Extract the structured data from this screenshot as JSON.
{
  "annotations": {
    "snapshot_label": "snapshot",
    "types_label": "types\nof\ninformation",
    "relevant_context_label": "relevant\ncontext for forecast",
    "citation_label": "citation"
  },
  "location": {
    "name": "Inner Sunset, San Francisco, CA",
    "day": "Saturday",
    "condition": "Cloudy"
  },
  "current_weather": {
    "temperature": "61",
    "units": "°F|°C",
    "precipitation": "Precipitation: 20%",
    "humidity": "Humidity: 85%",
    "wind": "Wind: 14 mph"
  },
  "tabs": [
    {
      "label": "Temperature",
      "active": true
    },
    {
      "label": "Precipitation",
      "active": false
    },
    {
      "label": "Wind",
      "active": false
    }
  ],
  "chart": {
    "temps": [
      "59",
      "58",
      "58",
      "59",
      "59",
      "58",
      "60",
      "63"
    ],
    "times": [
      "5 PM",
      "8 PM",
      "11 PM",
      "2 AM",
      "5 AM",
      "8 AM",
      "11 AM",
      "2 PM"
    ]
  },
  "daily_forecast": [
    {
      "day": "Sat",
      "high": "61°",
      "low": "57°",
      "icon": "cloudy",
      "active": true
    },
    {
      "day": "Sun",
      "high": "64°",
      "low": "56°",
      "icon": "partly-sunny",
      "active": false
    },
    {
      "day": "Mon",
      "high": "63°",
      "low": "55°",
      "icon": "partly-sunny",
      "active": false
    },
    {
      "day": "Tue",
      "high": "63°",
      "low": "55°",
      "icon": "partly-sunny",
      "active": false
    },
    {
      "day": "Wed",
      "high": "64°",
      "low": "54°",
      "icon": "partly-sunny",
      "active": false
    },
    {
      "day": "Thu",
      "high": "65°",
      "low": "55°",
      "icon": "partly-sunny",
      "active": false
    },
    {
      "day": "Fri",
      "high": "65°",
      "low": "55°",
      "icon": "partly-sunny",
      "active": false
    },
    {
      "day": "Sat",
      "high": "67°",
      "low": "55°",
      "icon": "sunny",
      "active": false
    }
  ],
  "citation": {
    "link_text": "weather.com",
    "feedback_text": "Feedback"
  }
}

> **EXERCISE**:
Return the number of lines that include the word "Precipitation", and nothing else.

> **RESULT OF THE TASK**:
2